> DO THIS:
Give every line from the entries that contains "name".

--- START EXERCISE INPUT ---

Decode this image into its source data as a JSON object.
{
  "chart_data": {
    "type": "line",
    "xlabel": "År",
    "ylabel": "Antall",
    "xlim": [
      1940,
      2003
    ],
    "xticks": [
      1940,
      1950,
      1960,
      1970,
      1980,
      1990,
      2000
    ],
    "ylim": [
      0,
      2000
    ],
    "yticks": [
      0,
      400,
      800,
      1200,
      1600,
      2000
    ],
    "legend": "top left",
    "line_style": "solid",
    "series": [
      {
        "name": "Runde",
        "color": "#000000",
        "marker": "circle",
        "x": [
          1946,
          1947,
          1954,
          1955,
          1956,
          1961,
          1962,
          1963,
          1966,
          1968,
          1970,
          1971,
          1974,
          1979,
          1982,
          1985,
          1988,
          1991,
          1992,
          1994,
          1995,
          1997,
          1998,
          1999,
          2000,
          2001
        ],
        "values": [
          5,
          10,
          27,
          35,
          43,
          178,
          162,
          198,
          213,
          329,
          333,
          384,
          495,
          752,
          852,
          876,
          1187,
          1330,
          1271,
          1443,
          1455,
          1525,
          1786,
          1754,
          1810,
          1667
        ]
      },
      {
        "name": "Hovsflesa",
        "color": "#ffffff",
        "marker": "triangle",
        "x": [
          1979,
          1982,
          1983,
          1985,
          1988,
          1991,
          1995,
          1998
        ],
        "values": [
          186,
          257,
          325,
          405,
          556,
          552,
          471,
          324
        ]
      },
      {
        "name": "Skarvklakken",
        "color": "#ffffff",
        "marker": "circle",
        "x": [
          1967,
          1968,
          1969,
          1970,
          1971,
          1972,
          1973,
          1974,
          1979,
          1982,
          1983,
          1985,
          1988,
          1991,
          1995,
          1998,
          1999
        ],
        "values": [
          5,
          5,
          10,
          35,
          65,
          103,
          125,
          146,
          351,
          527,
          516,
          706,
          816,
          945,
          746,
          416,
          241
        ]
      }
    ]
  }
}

--- END EXERCISE INPUT ---

> THE COMPLETED TASK:
        "name": "Runde",
        "name": "Hovsflesa",
        "name": "Skarvklakken",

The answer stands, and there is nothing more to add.